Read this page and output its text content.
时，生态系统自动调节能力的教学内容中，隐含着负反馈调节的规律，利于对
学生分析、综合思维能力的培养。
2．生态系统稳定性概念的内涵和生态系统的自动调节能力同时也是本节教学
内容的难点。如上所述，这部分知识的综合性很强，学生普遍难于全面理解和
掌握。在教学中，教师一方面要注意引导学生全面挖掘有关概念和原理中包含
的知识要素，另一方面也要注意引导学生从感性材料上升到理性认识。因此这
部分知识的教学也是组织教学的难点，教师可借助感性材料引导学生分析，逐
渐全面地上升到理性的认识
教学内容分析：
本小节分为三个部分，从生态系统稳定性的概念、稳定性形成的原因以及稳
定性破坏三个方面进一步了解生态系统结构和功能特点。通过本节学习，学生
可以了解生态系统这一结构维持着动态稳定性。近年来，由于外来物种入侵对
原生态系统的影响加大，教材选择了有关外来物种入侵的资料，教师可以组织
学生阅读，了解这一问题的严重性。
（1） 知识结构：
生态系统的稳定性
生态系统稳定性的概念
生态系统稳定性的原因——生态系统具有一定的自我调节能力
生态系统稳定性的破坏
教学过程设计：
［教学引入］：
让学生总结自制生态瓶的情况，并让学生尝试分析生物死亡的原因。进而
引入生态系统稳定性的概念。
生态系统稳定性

★ ★ ★

Your task:
Reproduce the material verbatim, line by line.

Written solution:
Read this page and output its text content.
时，生态系统自动调节能力的教学内容中，隐含着负反馈调节的规律，利于对
学生分析、综合思维能力的培养。
2．生态系统稳定性概念的内涵和生态系统的自动调节能力同时也是本节教学
内容的难点。如上所述，这部分知识的综合性很强，学生普遍难于全面理解和
掌握。在教学中，教师一方面要注意引导学生全面挖掘有关概念和原理中包含
的知识要素，另一方面也要注意引导学生从感性材料上升到理性认识。因此这
部分知识的教学也是组织教学的难点，教师可借助感性材料引导学生分析，逐
渐全面地上升到理性的认识
教学内容分析：
本小节分为三个部分，从生态系统稳定性的概念、稳定性形成的原因以及稳
定性破坏三个方面进一步了解生态系统结构和功能特点。通过本节学习，学生
可以了解生态系统这一结构维持着动态稳定性。近年来，由于外来物种入侵对
原生态系统的影响加大，教材选择了有关外来物种入侵的资料，教师可以组织
学生阅读，了解这一问题的严重性。
（1） 知识结构：
生态系统的稳定性
生态系统稳定性的概念
生态系统稳定性的原因——生态系统具有一定的自我调节能力
生态系统稳定性的破坏
教学过程设计：
［教学引入］：
让学生总结自制生态瓶的情况，并让学生尝试分析生物死亡的原因。进而
引入生态系统稳定性的概念。
生态系统稳定性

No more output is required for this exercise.